* Exercise aim: The records below should be written out again, exactly.

* * * * * * *

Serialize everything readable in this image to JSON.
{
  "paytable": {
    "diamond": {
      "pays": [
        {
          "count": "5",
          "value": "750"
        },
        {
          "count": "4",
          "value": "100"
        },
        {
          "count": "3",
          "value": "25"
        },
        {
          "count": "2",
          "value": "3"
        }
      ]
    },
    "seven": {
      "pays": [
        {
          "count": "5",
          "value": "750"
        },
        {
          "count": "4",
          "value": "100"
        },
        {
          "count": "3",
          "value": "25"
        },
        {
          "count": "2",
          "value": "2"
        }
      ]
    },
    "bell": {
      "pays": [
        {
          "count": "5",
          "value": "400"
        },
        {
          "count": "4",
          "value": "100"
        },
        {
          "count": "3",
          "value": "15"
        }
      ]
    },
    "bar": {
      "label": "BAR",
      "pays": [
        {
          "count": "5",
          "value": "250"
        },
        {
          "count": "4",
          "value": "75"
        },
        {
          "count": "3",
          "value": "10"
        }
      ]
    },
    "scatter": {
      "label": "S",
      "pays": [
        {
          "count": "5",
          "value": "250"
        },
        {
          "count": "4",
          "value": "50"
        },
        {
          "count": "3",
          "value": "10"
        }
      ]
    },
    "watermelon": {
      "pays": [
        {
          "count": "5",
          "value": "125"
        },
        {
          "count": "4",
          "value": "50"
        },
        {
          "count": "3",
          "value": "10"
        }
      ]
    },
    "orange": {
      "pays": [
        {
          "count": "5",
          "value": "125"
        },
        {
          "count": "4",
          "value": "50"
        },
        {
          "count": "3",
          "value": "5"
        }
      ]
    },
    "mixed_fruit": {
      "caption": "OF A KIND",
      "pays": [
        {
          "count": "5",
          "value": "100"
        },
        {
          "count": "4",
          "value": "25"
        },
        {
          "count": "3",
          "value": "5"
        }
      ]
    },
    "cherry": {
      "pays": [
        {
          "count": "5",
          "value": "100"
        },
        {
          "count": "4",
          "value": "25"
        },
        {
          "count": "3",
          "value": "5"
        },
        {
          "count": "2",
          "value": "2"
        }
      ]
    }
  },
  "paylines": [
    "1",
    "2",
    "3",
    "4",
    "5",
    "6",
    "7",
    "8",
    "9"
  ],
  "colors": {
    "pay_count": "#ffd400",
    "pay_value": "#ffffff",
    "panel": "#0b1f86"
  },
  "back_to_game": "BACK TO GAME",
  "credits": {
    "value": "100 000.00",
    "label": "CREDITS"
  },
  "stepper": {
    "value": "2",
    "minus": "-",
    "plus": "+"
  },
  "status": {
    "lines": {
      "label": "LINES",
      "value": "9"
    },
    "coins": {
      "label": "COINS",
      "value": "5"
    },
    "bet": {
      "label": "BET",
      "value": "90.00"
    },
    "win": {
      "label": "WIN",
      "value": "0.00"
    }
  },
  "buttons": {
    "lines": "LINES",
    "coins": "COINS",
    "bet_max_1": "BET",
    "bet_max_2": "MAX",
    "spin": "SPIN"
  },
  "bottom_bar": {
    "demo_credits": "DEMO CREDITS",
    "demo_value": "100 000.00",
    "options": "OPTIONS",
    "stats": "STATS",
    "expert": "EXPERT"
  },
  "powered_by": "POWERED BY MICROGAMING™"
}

* * * * * * *

* Solution:
Serialize everything readable in this image to JSON.
{
  "paytable": {
    "diamond": {
      "pays": [
        {
          "count": "5",
          "value": "750"
        },
        {
          "count": "4",
          "value": "100"
        },
        {
          "count": "3",
          "value": "25"
        },
        {
          "count": "2",
          "value": "3"
        }
      ]
    },
    "seven": {
      "pays": [
        {
          "count": "5",
          "value": "750"
        },
        {
          "count": "4",
          "value": "100"
        },
        {
          "count": "3",
          "value": "25"
        },
        {
          "count": "2",
          "value": "2"
        }
      ]
    },
    "bell": {
      "pays": [
        {
          "count": "5",
          "value": "400"
        },
        {
          "count": "4",
          "value": "100"
        },
        {
          "count": "3",
          "value": "15"
        }
      ]
    },
    "bar": {
      "label": "BAR",
      "pays": [
        {
          "count": "5",
          "value": "250"
        },
        {
          "count": "4",
          "value": "75"
        },
        {
          "count": "3",
          "value": "10"
        }
      ]
    },
    "scatter": {
      "label": "S",
      "pays": [
        {
          "count": "5",
          "value": "250"
        },
        {
          "count": "4",
          "value": "50"
        },
        {
          "count": "3",
          "value": "10"
        }
      ]
    },
    "watermelon": {
      "pays": [
        {
          "count": "5",
          "value": "125"
        },
        {
          "count": "4",
          "value": "50"
        },
        {
          "count": "3",
          "value": "10"
        }
      ]
    },
    "orange": {
      "pays": [
        {
          "count": "5",
          "value": "125"
        },
        {
          "count": "4",
          "value": "50"
        },
        {
          "count": "3",
          "value": "5"
        }
      ]
    },
    "mixed_fruit": {
      "caption": "OF A KIND",
      "pays": [
        {
          "count": "5",
          "value": "100"
        },
        {
          "count": "4",
          "value": "25"
        },
        {
          "count": "3",
          "value": "5"
        }
      ]
    },
    "cherry": {
      "pays": [
        {
          "count": "5",
          "value": "100"
        },
        {
          "count": "4",
          "value": "25"
        },
        {
          "count": "3",
          "value": "5"
        },
        {
          "count": "2",
          "value": "2"
        }
      ]
    }
  },
  "paylines": [
    "1",
    "2",
    "3",
    "4",
    "5",
    "6",
    "7",
    "8",
    "9"
  ],
  "colors": {
    "pay_count": "#ffd400",
    "pay_value": "#ffffff",
    "panel": "#0b1f86"
  },
  "back_to_game": "BACK TO GAME",
  "credits": {
    "value": "100 000.00",
    "label": "CREDITS"
  },
  "stepper": {
    "value": "2",
    "minus": "-",
    "plus": "+"
  },
  "status": {
    "lines": {
      "label": "LINES",
      "value": "9"
    },
    "coins": {
      "label": "COINS",
      "value": "5"
    },
    "bet": {
      "label": "BET",
      "value": "90.00"
    },
    "win": {
      "label": "WIN",
      "value": "0.00"
    }
  },
  "buttons": {
    "lines": "LINES",
    "coins": "COINS",
    "bet_max_1": "BET",
    "bet_max_2": "MAX",
    "spin": "SPIN"
  },
  "bottom_bar": {
    "demo_credits": "DEMO CREDITS",
    "demo_value": "100 000.00",
    "options": "OPTIONS",
    "stats": "STATS",
    "expert": "EXPERT"
  },
  "powered_by": "POWERED BY MICROGAMING™"
}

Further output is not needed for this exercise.